Problem to solve: Reproduce the entries below in full, word for word.

Extracted data entries:
= = = =

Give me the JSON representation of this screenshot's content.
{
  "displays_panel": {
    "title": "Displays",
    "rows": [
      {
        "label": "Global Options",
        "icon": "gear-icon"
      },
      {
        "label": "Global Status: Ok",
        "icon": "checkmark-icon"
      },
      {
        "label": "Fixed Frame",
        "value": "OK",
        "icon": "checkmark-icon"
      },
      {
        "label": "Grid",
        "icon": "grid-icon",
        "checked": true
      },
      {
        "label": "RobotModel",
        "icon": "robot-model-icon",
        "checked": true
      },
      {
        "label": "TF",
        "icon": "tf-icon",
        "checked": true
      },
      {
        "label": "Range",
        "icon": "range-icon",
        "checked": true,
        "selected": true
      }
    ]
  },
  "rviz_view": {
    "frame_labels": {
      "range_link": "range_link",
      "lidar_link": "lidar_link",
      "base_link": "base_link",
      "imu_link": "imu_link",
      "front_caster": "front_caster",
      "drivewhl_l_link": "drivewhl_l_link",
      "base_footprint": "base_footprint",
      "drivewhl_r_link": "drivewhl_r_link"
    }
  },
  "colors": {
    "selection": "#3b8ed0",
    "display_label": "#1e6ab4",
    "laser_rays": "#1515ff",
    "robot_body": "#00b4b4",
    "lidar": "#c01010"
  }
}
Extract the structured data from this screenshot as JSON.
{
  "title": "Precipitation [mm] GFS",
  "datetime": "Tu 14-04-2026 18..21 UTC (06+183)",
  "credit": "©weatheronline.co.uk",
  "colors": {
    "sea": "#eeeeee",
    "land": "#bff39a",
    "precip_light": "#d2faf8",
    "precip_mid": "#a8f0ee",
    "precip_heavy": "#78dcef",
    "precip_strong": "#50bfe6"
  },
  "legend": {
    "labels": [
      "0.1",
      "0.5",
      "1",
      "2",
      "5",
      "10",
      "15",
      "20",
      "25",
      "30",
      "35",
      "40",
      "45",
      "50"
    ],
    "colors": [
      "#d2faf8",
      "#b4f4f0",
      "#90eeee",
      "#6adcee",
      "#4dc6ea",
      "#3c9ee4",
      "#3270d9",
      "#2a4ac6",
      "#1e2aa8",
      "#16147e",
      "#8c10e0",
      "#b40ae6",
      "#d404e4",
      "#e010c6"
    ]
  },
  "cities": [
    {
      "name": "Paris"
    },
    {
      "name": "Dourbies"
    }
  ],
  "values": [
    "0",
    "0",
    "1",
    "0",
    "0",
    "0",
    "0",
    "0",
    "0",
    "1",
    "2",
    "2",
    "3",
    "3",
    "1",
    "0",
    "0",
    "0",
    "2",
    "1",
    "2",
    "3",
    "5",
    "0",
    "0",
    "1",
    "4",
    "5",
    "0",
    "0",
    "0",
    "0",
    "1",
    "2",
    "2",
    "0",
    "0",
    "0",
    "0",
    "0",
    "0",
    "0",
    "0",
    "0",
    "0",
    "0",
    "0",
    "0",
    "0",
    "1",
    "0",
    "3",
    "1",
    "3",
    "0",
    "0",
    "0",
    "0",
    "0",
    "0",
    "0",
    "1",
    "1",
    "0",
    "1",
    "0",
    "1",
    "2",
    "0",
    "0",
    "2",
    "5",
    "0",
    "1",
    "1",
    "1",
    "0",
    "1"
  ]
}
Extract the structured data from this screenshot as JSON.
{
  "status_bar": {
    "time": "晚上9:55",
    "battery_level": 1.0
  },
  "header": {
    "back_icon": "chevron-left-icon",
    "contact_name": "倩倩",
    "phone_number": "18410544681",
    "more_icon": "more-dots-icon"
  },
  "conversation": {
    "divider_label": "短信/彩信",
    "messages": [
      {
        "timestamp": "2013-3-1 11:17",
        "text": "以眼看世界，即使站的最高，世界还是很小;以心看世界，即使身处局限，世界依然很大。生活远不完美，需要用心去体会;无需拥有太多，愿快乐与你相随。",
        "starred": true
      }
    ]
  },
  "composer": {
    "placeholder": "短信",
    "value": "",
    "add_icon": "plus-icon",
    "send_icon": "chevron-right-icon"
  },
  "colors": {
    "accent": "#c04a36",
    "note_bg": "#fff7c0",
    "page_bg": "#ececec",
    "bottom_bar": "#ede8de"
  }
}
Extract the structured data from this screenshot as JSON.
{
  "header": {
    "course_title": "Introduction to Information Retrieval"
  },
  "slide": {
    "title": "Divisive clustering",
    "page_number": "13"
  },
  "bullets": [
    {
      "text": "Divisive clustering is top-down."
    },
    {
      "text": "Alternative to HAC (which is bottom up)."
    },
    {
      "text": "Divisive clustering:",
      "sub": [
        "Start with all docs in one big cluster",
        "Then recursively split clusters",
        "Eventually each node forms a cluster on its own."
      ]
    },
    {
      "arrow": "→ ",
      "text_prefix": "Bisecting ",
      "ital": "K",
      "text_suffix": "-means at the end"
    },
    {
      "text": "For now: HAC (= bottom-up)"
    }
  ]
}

= = = =

Full output:
Give me the JSON representation of this screenshot's content.
{
  "displays_panel": {
    "title": "Displays",
    "rows": [
      {
        "label": "Global Options",
        "icon": "gear-icon"
      },
      {
        "label": "Global Status: Ok",
        "icon": "checkmark-icon"
      },
      {
        "label": "Fixed Frame",
        "value": "OK",
        "icon": "checkmark-icon"
      },
      {
        "label": "Grid",
        "icon": "grid-icon",
        "checked": true
      },
      {
        "label": "RobotModel",
        "icon": "robot-model-icon",
        "checked": true
      },
      {
        "label": "TF",
        "icon": "tf-icon",
        "checked": true
      },
      {
        "label": "Range",
        "icon": "range-icon",
        "checked": true,
        "selected": true
      }
    ]
  },
  "rviz_view": {
    "frame_labels": {
      "range_link": "range_link",
      "lidar_link": "lidar_link",
      "base_link": "base_link",
      "imu_link": "imu_link",
      "front_caster": "front_caster",
      "drivewhl_l_link": "drivewhl_l_link",
      "base_footprint": "base_footprint",
      "drivewhl_r_link": "drivewhl_r_link"
    }
  },
  "colors": {
    "selection": "#3b8ed0",
    "display_label": "#1e6ab4",
    "laser_rays": "#1515ff",
    "robot_body": "#00b4b4",
    "lidar": "#c01010"
  }
}
Extract the structured data from this screenshot as JSON.
{
  "title": "Precipitation [mm] GFS",
  "datetime": "Tu 14-04-2026 18..21 UTC (06+183)",
  "credit": "©weatheronline.co.uk",
  "colors": {
    "sea": "#eeeeee",
    "land": "#bff39a",
    "precip_light": "#d2faf8",
    "precip_mid": "#a8f0ee",
    "precip_heavy": "#78dcef",
    "precip_strong": "#50bfe6"
  },
  "legend": {
    "labels": [
      "0.1",
      "0.5",
      "1",
      "2",
      "5",
      "10",
      "15",
      "20",
      "25",
      "30",
      "35",
      "40",
      "45",
      "50"
    ],
    "colors": [
      "#d2faf8",
      "#b4f4f0",
      "#90eeee",
      "#6adcee",
      "#4dc6ea",
      "#3c9ee4",
      "#3270d9",
      "#2a4ac6",
      "#1e2aa8",
      "#16147e",
      "#8c10e0",
      "#b40ae6",
      "#d404e4",
      "#e010c6"
    ]
  },
  "cities": [
    {
      "name": "Paris"
    },
    {
      "name": "Dourbies"
    }
  ],
  "values": [
    "0",
    "0",
    "1",
    "0",
    "0",
    "0",
    "0",
    "0",
    "0",
    "1",
    "2",
    "2",
    "3",
    "3",
    "1",
    "0",
    "0",
    "0",
    "2",
    "1",
    "2",
    "3",
    "5",
    "0",
    "0",
    "1",
    "4",
    "5",
    "0",
    "0",
    "0",
    "0",
    "1",
    "2",
    "2",
    "0",
    "0",
    "0",
    "0",
    "0",
    "0",
    "0",
    "0",
    "0",
    "0",
    "0",
    "0",
    "0",
    "0",
    "1",
    "0",
    "3",
    "1",
    "3",
    "0",
    "0",
    "0",
    "0",
    "0",
    "0",
    "0",
    "1",
    "1",
    "0",
    "1",
    "0",
    "1",
    "2",
    "0",
    "0",
    "2",
    "5",
    "0",
    "1",
    "1",
    "1",
    "0",
    "1"
  ]
}
Extract the structured data from this screenshot as JSON.
{
  "status_bar": {
    "time": "晚上9:55",
    "battery_level": 1.0
  },
  "header": {
    "back_icon": "chevron-left-icon",
    "contact_name": "倩倩",
    "phone_number": "18410544681",
    "more_icon": "more-dots-icon"
  },
  "conversation": {
    "divider_label": "短信/彩信",
    "messages": [
      {
        "timestamp": "2013-3-1 11:17",
        "text": "以眼看世界，即使站的最高，世界还是很小;以心看世界，即使身处局限，世界依然很大。生活远不完美，需要用心去体会;无需拥有太多，愿快乐与你相随。",
        "starred": true
      }
    ]
  },
  "composer": {
    "placeholder": "短信",
    "value": "",
    "add_icon": "plus-icon",
    "send_icon": "chevron-right-icon"
  },
  "colors": {
    "accent": "#c04a36",
    "note_bg": "#fff7c0",
    "page_bg": "#ececec",
    "bottom_bar": "#ede8de"
  }
}
Extract the structured data from this screenshot as JSON.
{
  "header": {
    "course_title": "Introduction to Information Retrieval"
  },
  "slide": {
    "title": "Divisive clustering",
    "page_number": "13"
  },
  "bullets": [
    {
      "text": "Divisive clustering is top-down."
    },
    {
      "text": "Alternative to HAC (which is bottom up)."
    },
    {
      "text": "Divisive clustering:",
      "sub": [
        "Start with all docs in one big cluster",
        "Then recursively split clusters",
        "Eventually each node forms a cluster on its own."
      ]
    },
    {
      "arrow": "→ ",
      "text_prefix": "Bisecting ",
      "ital": "K",
      "text_suffix": "-means at the end"
    },
    {
      "text": "For now: HAC (= bottom-up)"
    }
  ]
}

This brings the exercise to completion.